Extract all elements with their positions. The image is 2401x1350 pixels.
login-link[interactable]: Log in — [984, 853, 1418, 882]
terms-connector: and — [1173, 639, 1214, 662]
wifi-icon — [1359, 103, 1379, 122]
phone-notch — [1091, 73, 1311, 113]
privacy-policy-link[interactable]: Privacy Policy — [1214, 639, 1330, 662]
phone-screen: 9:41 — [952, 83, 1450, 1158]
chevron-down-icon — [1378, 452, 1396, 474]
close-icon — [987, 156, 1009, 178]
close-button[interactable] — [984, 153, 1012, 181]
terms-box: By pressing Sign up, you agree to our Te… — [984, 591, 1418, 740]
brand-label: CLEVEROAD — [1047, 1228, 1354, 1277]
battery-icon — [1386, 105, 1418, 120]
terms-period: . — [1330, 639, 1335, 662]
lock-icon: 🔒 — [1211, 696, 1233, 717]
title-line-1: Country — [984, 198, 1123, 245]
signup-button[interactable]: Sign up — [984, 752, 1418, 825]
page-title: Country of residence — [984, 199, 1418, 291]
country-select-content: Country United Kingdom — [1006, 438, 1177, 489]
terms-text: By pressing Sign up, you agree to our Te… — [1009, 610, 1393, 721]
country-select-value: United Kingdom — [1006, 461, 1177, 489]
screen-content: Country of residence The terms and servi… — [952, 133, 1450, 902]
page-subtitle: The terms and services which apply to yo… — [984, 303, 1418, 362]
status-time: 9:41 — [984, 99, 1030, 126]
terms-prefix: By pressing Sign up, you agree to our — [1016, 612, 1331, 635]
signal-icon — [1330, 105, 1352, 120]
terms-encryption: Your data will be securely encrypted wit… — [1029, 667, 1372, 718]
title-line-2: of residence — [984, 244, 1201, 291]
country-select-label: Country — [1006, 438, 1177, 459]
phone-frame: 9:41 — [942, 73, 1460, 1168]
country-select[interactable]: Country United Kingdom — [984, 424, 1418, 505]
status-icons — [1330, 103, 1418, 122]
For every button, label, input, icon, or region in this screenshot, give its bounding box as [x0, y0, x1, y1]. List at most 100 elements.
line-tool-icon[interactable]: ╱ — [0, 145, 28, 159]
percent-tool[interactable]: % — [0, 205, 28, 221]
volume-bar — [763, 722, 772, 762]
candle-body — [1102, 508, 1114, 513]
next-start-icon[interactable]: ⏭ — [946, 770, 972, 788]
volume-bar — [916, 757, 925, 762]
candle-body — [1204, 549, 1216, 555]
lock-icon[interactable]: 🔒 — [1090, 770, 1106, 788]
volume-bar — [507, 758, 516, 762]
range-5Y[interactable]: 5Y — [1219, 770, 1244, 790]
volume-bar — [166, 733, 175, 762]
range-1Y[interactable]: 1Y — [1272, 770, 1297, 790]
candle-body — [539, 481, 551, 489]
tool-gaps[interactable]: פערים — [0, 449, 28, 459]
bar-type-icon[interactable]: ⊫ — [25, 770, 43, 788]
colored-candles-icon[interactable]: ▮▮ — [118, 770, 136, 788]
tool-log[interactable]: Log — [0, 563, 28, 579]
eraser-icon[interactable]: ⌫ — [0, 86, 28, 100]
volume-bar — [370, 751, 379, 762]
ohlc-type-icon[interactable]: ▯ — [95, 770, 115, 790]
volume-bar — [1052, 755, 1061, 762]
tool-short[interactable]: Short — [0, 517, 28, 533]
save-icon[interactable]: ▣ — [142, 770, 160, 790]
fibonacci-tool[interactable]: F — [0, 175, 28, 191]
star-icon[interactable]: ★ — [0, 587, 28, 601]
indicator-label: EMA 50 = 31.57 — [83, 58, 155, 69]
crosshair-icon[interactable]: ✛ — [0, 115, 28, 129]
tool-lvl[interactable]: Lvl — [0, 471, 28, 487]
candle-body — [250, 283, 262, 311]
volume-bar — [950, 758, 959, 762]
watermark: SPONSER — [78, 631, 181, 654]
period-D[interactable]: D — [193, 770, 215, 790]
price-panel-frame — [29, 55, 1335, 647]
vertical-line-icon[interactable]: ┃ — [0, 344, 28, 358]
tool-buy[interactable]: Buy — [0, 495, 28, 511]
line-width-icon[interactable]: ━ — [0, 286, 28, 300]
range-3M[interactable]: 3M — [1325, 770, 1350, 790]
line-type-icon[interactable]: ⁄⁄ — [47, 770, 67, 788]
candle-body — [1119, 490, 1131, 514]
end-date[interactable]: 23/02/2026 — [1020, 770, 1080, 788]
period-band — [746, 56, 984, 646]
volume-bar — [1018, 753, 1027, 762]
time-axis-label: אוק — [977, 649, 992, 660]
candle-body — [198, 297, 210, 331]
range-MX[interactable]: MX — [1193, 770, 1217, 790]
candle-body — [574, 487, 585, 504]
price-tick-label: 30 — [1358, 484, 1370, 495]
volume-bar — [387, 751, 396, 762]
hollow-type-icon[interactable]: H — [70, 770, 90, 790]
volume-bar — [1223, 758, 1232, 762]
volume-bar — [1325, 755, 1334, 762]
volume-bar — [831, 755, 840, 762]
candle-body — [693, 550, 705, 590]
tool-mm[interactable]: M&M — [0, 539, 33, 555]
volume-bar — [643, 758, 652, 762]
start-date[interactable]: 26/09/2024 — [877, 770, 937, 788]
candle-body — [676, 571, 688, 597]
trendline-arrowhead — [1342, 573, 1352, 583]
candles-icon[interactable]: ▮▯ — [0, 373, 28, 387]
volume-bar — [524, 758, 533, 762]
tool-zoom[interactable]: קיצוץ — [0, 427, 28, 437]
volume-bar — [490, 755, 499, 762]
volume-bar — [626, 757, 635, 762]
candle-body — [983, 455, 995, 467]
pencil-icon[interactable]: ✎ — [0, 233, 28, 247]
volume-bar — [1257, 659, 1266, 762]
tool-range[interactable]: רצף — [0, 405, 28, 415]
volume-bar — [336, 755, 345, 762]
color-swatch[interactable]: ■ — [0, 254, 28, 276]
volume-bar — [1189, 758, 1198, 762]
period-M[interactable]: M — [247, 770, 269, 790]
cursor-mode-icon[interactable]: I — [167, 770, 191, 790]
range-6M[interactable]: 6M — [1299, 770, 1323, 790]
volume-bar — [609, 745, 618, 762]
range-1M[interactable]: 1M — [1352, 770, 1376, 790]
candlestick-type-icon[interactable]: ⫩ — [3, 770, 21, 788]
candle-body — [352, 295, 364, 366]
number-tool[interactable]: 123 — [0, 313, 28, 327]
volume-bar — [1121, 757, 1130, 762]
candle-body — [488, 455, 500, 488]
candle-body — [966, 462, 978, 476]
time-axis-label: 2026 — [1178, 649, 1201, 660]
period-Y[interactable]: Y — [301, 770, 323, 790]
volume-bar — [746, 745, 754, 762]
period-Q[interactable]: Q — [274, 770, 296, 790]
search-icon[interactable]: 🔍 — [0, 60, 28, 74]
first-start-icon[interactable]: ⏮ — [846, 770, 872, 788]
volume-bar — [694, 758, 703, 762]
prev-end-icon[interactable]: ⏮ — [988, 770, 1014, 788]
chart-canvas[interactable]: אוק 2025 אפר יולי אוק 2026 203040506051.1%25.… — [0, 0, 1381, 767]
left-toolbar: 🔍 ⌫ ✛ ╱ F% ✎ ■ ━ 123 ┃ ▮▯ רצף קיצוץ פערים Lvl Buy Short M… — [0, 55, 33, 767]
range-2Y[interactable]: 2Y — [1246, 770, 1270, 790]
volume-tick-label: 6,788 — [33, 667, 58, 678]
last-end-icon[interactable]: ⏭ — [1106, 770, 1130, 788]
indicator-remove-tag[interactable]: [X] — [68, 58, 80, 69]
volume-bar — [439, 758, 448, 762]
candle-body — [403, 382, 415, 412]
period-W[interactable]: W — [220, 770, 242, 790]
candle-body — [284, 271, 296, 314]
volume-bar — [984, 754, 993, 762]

**SHORT TASK**
Update the data from its first line through the line that contains "For every button, label, input, icon, or", inclusive. Replace "United Kingdom" with "Ireland" and leave everything else unchanged.

**ANSWER TO THIS TASK**
Extract all elements with their positions. The image is 2401x1350 pixels.
login-link[interactable]: Log in — [984, 853, 1418, 882]
terms-connector: and — [1173, 639, 1214, 662]
wifi-icon — [1359, 103, 1379, 122]
phone-notch — [1091, 73, 1311, 113]
privacy-policy-link[interactable]: Privacy Policy — [1214, 639, 1330, 662]
phone-screen: 9:41 — [952, 83, 1450, 1158]
chevron-down-icon — [1378, 452, 1396, 474]
close-icon — [987, 156, 1009, 178]
close-button[interactable] — [984, 153, 1012, 181]
terms-box: By pressing Sign up, you agree to our Te… — [984, 591, 1418, 740]
brand-label: CLEVEROAD — [1047, 1228, 1354, 1277]
battery-icon — [1386, 105, 1418, 120]
terms-period: . — [1330, 639, 1335, 662]
lock-icon: 🔒 — [1211, 696, 1233, 717]
title-line-1: Country — [984, 198, 1123, 245]
signup-button[interactable]: Sign up — [984, 752, 1418, 825]
page-title: Country of residence — [984, 199, 1418, 291]
country-select-content: Country Ireland — [1006, 438, 1177, 489]
terms-text: By pressing Sign up, you agree to our Te… — [1009, 610, 1393, 721]
country-select-value: Ireland — [1006, 461, 1177, 489]
screen-content: Country of residence The terms and servi… — [952, 133, 1450, 902]
page-subtitle: The terms and services which apply to yo… — [984, 303, 1418, 362]
status-time: 9:41 — [984, 99, 1030, 126]
terms-prefix: By pressing Sign up, you agree to our — [1016, 612, 1331, 635]
signal-icon — [1330, 105, 1352, 120]
terms-encryption: Your data will be securely encrypted wit… — [1029, 667, 1372, 718]
title-line-2: of residence — [984, 244, 1201, 291]
country-select-label: Country — [1006, 438, 1177, 459]
phone-frame: 9:41 — [942, 73, 1460, 1168]
country-select[interactable]: Country Ireland — [984, 424, 1418, 505]
status-icons — [1330, 103, 1418, 122]
For every button, label, input, icon, or region in this screenshot, give its bounding box as [x0, y0, x1, y1]. List at most 100 elements.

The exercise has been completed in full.